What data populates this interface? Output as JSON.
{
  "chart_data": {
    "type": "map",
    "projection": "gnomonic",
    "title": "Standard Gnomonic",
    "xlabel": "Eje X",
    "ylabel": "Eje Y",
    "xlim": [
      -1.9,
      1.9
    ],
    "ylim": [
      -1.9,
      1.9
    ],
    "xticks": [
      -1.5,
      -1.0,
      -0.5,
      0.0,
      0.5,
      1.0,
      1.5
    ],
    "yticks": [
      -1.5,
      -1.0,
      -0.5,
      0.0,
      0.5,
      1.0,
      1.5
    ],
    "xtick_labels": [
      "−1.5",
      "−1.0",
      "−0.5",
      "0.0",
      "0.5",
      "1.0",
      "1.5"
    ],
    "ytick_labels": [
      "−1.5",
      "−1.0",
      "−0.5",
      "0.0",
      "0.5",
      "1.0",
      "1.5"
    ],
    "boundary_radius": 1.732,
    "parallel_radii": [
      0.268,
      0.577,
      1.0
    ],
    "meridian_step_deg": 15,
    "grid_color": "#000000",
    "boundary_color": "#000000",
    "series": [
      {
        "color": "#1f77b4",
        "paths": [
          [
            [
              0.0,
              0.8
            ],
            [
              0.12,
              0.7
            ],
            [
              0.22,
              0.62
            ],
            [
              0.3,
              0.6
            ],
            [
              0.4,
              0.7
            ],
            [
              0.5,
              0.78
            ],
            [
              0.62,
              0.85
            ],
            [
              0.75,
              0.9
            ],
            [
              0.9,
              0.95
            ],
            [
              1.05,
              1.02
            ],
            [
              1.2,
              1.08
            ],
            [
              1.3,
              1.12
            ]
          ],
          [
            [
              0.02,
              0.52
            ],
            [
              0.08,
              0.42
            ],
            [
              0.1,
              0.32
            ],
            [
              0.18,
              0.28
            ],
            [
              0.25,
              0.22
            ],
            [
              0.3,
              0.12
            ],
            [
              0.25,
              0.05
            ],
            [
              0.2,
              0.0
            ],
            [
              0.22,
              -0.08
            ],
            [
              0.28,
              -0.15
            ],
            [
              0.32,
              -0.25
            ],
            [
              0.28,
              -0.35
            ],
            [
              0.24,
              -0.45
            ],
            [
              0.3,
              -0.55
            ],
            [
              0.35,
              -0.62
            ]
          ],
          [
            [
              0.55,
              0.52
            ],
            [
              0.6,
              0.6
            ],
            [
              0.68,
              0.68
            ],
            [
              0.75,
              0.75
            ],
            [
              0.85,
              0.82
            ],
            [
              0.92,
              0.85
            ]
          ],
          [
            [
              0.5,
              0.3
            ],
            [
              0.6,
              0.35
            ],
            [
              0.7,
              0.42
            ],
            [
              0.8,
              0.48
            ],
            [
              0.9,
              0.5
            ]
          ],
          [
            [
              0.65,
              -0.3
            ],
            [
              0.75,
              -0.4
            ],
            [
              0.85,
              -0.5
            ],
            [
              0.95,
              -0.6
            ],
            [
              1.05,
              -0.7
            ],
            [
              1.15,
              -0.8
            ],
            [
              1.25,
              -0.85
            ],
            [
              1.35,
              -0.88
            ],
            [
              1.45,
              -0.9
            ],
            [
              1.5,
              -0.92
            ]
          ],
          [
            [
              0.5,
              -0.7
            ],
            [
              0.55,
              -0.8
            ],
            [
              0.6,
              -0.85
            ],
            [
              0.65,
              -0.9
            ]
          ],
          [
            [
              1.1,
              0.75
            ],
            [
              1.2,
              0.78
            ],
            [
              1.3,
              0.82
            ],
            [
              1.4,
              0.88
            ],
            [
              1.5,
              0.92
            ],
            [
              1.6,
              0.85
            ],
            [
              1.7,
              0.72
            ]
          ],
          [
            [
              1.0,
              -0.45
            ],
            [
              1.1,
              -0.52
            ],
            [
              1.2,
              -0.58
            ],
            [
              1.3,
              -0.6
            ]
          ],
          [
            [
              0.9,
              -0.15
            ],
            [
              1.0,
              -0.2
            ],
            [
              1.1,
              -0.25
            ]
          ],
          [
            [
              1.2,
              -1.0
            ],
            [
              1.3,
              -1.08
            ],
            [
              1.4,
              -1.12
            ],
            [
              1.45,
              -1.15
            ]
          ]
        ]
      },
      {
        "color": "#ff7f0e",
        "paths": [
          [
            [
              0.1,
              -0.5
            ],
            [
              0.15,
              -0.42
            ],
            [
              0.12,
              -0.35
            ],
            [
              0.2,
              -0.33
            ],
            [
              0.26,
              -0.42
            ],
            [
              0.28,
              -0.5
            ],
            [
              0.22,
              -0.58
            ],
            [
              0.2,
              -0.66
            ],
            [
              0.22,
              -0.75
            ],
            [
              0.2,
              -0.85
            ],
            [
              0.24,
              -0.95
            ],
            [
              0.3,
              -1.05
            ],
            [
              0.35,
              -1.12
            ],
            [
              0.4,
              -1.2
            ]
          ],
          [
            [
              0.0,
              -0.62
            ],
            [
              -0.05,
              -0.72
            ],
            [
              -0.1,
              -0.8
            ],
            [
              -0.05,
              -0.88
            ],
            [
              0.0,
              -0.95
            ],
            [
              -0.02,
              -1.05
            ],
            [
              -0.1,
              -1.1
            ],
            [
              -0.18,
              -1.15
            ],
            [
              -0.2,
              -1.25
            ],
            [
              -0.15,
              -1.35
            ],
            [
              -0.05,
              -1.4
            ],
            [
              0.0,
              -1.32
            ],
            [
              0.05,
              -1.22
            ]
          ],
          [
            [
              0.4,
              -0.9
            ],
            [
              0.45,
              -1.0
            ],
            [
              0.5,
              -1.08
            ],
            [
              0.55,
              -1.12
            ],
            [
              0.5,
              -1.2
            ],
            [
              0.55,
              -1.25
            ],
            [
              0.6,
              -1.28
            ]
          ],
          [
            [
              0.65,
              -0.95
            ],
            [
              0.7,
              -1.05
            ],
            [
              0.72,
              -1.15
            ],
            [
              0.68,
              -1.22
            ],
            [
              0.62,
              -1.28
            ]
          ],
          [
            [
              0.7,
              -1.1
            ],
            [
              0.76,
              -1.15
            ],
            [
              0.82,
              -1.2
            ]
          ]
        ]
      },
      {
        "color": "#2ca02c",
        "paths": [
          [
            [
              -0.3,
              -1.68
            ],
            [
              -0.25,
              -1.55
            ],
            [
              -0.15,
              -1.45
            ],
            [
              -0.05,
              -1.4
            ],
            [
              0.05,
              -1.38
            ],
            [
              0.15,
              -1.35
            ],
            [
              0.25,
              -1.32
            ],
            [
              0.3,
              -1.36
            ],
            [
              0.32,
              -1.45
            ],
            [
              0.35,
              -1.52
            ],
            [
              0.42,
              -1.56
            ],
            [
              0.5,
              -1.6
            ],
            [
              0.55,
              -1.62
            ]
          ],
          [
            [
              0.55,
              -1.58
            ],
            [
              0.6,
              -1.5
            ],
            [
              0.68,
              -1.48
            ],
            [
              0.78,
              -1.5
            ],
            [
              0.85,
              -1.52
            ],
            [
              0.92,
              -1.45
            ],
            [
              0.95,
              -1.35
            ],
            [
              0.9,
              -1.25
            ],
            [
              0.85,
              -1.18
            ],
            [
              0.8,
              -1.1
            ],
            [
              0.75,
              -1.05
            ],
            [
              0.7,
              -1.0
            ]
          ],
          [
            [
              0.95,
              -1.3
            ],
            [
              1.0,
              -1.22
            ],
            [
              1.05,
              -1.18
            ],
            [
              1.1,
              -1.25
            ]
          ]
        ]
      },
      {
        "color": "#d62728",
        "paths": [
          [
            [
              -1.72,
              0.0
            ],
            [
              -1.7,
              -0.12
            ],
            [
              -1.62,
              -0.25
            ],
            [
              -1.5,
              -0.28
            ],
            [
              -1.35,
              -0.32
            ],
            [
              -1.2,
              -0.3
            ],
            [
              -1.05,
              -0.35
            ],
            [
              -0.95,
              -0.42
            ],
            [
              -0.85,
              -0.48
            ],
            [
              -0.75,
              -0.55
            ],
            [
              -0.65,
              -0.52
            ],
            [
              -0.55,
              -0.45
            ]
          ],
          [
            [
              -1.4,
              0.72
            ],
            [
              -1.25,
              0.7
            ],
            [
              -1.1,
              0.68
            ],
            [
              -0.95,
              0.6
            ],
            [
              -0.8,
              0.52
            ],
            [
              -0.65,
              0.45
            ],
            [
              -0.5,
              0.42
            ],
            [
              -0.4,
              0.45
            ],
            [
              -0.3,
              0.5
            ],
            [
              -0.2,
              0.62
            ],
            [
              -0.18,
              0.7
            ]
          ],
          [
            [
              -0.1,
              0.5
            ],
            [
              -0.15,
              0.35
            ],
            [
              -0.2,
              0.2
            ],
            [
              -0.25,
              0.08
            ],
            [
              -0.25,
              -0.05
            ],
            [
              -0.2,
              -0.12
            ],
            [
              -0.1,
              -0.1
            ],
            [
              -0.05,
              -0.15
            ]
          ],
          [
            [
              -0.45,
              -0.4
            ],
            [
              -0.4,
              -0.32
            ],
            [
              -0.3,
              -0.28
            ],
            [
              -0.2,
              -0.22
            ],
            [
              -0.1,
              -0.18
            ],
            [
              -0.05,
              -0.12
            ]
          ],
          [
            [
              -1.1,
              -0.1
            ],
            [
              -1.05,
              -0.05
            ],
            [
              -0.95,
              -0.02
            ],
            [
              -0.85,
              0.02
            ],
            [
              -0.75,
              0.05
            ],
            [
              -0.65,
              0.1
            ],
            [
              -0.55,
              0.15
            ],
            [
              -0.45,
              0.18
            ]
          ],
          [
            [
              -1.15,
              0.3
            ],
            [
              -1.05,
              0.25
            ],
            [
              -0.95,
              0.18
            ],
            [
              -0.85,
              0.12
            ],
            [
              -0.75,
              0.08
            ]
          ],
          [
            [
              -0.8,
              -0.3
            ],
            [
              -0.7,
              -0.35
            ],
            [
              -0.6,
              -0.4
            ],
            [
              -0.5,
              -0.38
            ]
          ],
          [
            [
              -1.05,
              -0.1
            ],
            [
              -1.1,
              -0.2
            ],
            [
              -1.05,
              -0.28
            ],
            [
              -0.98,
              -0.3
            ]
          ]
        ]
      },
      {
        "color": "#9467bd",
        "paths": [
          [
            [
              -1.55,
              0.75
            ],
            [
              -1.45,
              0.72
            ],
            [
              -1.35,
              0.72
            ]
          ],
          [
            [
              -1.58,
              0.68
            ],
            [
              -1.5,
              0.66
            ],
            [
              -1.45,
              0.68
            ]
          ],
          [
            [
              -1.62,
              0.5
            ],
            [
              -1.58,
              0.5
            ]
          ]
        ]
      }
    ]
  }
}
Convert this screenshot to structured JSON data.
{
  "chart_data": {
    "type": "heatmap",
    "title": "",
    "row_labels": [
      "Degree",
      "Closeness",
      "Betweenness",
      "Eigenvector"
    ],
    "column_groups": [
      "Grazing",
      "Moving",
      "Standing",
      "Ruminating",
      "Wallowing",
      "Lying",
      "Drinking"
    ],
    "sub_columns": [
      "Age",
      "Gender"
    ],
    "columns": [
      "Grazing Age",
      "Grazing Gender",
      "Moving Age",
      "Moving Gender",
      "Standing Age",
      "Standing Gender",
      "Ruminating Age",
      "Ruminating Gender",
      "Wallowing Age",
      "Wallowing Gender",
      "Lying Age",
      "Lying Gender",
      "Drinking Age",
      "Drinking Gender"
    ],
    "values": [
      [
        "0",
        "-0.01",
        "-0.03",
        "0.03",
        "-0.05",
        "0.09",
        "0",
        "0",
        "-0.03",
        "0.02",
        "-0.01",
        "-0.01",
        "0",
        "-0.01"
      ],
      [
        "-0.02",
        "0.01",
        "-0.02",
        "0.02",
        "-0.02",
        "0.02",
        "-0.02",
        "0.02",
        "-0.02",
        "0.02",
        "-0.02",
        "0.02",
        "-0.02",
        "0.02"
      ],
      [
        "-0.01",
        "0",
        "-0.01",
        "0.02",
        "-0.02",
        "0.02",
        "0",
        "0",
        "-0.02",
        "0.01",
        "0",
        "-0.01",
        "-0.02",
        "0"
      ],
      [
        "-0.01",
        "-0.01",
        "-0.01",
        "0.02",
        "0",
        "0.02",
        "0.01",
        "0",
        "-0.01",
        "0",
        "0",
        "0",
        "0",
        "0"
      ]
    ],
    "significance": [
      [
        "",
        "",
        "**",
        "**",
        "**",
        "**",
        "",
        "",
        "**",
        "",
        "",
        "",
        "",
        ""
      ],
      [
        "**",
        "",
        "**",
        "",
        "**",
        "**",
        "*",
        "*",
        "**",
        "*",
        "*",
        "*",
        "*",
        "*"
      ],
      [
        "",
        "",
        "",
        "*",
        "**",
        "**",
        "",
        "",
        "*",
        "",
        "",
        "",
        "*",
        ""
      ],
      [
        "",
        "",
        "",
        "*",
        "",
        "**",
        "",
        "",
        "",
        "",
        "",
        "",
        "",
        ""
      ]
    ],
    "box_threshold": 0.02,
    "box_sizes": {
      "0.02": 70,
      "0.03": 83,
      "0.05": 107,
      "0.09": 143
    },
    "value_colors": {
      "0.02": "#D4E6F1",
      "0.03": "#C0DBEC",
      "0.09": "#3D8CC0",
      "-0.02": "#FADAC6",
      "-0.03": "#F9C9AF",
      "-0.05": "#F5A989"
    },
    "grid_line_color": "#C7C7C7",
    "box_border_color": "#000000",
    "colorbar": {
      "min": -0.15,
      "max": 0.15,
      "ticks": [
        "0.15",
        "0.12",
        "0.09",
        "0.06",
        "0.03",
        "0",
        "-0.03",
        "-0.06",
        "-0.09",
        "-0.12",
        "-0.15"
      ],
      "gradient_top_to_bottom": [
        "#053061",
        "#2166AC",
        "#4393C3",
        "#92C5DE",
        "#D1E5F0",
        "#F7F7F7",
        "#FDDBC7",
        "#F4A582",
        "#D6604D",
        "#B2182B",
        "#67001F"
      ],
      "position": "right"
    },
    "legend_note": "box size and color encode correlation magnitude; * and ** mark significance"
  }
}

| Problem details |
Review the material and copy each line in which the word "Standing" appears.

| Task output |
      "Standing",
      "Standing Age",
      "Standing Gender",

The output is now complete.